WHAT NEEDS TO BE DONE: Write out all of the data without omission, exactly as shown.

::: DATASET ROWS :::

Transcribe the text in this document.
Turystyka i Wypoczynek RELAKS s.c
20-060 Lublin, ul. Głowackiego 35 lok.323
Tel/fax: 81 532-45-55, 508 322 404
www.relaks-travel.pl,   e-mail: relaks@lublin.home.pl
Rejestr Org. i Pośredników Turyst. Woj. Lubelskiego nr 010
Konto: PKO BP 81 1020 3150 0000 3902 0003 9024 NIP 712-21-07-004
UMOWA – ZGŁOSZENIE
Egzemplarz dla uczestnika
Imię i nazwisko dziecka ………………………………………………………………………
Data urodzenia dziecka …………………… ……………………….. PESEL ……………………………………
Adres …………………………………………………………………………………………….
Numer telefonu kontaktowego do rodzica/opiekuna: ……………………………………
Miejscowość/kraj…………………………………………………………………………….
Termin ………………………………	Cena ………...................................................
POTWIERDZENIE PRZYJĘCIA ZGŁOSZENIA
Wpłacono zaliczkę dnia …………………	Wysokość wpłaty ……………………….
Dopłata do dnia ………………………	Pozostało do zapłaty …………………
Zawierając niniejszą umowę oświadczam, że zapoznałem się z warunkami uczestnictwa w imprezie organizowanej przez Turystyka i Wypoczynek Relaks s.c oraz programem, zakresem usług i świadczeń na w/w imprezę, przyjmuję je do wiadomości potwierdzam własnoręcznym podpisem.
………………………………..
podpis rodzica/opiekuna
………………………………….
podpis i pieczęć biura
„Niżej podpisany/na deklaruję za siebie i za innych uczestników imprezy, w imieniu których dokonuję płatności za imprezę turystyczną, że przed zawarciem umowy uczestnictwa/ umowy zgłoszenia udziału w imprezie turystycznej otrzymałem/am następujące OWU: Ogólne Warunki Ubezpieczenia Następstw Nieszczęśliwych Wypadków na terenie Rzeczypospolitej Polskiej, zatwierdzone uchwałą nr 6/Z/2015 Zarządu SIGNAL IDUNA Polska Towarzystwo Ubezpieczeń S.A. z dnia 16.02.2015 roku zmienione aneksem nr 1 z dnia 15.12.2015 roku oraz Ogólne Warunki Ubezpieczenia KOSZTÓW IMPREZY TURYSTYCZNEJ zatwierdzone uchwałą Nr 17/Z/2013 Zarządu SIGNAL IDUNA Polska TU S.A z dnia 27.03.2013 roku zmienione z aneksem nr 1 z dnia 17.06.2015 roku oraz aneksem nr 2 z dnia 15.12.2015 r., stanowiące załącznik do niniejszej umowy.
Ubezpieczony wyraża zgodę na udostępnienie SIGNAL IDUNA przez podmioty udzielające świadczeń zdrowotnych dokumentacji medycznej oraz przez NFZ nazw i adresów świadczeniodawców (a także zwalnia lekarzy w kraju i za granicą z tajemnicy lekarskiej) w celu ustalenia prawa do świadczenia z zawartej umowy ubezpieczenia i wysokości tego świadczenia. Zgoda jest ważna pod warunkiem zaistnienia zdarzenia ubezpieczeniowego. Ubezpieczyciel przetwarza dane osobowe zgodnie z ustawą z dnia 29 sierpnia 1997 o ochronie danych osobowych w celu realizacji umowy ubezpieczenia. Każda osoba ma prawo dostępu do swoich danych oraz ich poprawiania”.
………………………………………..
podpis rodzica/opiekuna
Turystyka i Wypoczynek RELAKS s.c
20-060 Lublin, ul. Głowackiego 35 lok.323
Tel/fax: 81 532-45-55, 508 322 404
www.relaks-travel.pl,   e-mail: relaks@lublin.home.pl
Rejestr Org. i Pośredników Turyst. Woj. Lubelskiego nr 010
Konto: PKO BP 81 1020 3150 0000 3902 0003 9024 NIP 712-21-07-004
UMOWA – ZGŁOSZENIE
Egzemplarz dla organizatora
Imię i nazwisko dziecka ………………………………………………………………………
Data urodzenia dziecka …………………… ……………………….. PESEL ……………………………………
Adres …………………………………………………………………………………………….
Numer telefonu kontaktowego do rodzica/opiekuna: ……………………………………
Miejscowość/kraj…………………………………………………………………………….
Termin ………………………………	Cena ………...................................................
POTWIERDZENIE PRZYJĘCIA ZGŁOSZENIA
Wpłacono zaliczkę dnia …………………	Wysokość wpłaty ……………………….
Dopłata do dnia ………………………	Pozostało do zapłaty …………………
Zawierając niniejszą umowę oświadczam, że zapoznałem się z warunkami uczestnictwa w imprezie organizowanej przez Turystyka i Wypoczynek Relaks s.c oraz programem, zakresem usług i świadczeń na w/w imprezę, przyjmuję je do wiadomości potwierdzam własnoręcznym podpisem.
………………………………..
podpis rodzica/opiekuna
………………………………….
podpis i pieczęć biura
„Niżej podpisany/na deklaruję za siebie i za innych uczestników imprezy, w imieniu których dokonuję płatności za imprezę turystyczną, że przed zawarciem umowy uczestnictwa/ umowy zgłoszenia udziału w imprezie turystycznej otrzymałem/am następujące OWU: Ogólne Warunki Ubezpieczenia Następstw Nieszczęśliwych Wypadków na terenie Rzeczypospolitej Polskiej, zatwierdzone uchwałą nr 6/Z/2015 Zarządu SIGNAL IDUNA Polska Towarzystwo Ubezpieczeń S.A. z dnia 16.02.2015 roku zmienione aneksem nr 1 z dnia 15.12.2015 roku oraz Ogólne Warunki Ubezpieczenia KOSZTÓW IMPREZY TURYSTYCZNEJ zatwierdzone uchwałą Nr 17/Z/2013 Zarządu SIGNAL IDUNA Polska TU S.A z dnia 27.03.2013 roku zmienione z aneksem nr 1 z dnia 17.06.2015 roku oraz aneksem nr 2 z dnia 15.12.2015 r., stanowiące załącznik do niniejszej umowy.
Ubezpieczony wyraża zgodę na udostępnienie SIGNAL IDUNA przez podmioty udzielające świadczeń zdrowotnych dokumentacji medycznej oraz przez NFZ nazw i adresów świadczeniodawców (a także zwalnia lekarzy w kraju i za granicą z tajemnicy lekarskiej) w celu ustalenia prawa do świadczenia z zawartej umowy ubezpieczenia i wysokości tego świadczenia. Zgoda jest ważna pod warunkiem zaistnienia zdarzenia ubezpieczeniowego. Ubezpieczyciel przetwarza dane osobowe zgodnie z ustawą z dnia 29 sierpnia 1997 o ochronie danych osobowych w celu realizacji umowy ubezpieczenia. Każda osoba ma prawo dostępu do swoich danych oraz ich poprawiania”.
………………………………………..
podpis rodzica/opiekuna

:::

SOLUTION TO THE PROBLEM:
Transcribe the text in this document.
Turystyka i Wypoczynek RELAKS s.c
20-060 Lublin, ul. Głowackiego 35 lok.323
Tel/fax: 81 532-45-55, 508 322 404
www.relaks-travel.pl,   e-mail: relaks@lublin.home.pl
Rejestr Org. i Pośredników Turyst. Woj. Lubelskiego nr 010
Konto: PKO BP 81 1020 3150 0000 3902 0003 9024 NIP 712-21-07-004
UMOWA – ZGŁOSZENIE
Egzemplarz dla uczestnika
Imię i nazwisko dziecka ………………………………………………………………………
Data urodzenia dziecka …………………… ……………………….. PESEL ……………………………………
Adres …………………………………………………………………………………………….
Numer telefonu kontaktowego do rodzica/opiekuna: ……………………………………
Miejscowość/kraj…………………………………………………………………………….
Termin ………………………………	Cena ………...................................................
POTWIERDZENIE PRZYJĘCIA ZGŁOSZENIA
Wpłacono zaliczkę dnia …………………	Wysokość wpłaty ……………………….
Dopłata do dnia ………………………	Pozostało do zapłaty …………………
Zawierając niniejszą umowę oświadczam, że zapoznałem się z warunkami uczestnictwa w imprezie organizowanej przez Turystyka i Wypoczynek Relaks s.c oraz programem, zakresem usług i świadczeń na w/w imprezę, przyjmuję je do wiadomości potwierdzam własnoręcznym podpisem.
………………………………..
podpis rodzica/opiekuna
………………………………….
podpis i pieczęć biura
„Niżej podpisany/na deklaruję za siebie i za innych uczestników imprezy, w imieniu których dokonuję płatności za imprezę turystyczną, że przed zawarciem umowy uczestnictwa/ umowy zgłoszenia udziału w imprezie turystycznej otrzymałem/am następujące OWU: Ogólne Warunki Ubezpieczenia Następstw Nieszczęśliwych Wypadków na terenie Rzeczypospolitej Polskiej, zatwierdzone uchwałą nr 6/Z/2015 Zarządu SIGNAL IDUNA Polska Towarzystwo Ubezpieczeń S.A. z dnia 16.02.2015 roku zmienione aneksem nr 1 z dnia 15.12.2015 roku oraz Ogólne Warunki Ubezpieczenia KOSZTÓW IMPREZY TURYSTYCZNEJ zatwierdzone uchwałą Nr 17/Z/2013 Zarządu SIGNAL IDUNA Polska TU S.A z dnia 27.03.2013 roku zmienione z aneksem nr 1 z dnia 17.06.2015 roku oraz aneksem nr 2 z dnia 15.12.2015 r., stanowiące załącznik do niniejszej umowy.
Ubezpieczony wyraża zgodę na udostępnienie SIGNAL IDUNA przez podmioty udzielające świadczeń zdrowotnych dokumentacji medycznej oraz przez NFZ nazw i adresów świadczeniodawców (a także zwalnia lekarzy w kraju i za granicą z tajemnicy lekarskiej) w celu ustalenia prawa do świadczenia z zawartej umowy ubezpieczenia i wysokości tego świadczenia. Zgoda jest ważna pod warunkiem zaistnienia zdarzenia ubezpieczeniowego. Ubezpieczyciel przetwarza dane osobowe zgodnie z ustawą z dnia 29 sierpnia 1997 o ochronie danych osobowych w celu realizacji umowy ubezpieczenia. Każda osoba ma prawo dostępu do swoich danych oraz ich poprawiania”.
………………………………………..
podpis rodzica/opiekuna
Turystyka i Wypoczynek RELAKS s.c
20-060 Lublin, ul. Głowackiego 35 lok.323
Tel/fax: 81 532-45-55, 508 322 404
www.relaks-travel.pl,   e-mail: relaks@lublin.home.pl
Rejestr Org. i Pośredników Turyst. Woj. Lubelskiego nr 010
Konto: PKO BP 81 1020 3150 0000 3902 0003 9024 NIP 712-21-07-004
UMOWA – ZGŁOSZENIE
Egzemplarz dla organizatora
Imię i nazwisko dziecka ………………………………………………………………………
Data urodzenia dziecka …………………… ……………………….. PESEL ……………………………………
Adres …………………………………………………………………………………………….
Numer telefonu kontaktowego do rodzica/opiekuna: ……………………………………
Miejscowość/kraj…………………………………………………………………………….
Termin ………………………………	Cena ………...................................................
POTWIERDZENIE PRZYJĘCIA ZGŁOSZENIA
Wpłacono zaliczkę dnia …………………	Wysokość wpłaty ……………………….
Dopłata do dnia ………………………	Pozostało do zapłaty …………………
Zawierając niniejszą umowę oświadczam, że zapoznałem się z warunkami uczestnictwa w imprezie organizowanej przez Turystyka i Wypoczynek Relaks s.c oraz programem, zakresem usług i świadczeń na w/w imprezę, przyjmuję je do wiadomości potwierdzam własnoręcznym podpisem.
………………………………..
podpis rodzica/opiekuna
………………………………….
podpis i pieczęć biura
„Niżej podpisany/na deklaruję za siebie i za innych uczestników imprezy, w imieniu których dokonuję płatności za imprezę turystyczną, że przed zawarciem umowy uczestnictwa/ umowy zgłoszenia udziału w imprezie turystycznej otrzymałem/am następujące OWU: Ogólne Warunki Ubezpieczenia Następstw Nieszczęśliwych Wypadków na terenie Rzeczypospolitej Polskiej, zatwierdzone uchwałą nr 6/Z/2015 Zarządu SIGNAL IDUNA Polska Towarzystwo Ubezpieczeń S.A. z dnia 16.02.2015 roku zmienione aneksem nr 1 z dnia 15.12.2015 roku oraz Ogólne Warunki Ubezpieczenia KOSZTÓW IMPREZY TURYSTYCZNEJ zatwierdzone uchwałą Nr 17/Z/2013 Zarządu SIGNAL IDUNA Polska TU S.A z dnia 27.03.2013 roku zmienione z aneksem nr 1 z dnia 17.06.2015 roku oraz aneksem nr 2 z dnia 15.12.2015 r., stanowiące załącznik do niniejszej umowy.
Ubezpieczony wyraża zgodę na udostępnienie SIGNAL IDUNA przez podmioty udzielające świadczeń zdrowotnych dokumentacji medycznej oraz przez NFZ nazw i adresów świadczeniodawców (a także zwalnia lekarzy w kraju i za granicą z tajemnicy lekarskiej) w celu ustalenia prawa do świadczenia z zawartej umowy ubezpieczenia i wysokości tego świadczenia. Zgoda jest ważna pod warunkiem zaistnienia zdarzenia ubezpieczeniowego. Ubezpieczyciel przetwarza dane osobowe zgodnie z ustawą z dnia 29 sierpnia 1997 o ochronie danych osobowych w celu realizacji umowy ubezpieczenia. Każda osoba ma prawo dostępu do swoich danych oraz ich poprawiania”.
………………………………………..
podpis rodzica/opiekuna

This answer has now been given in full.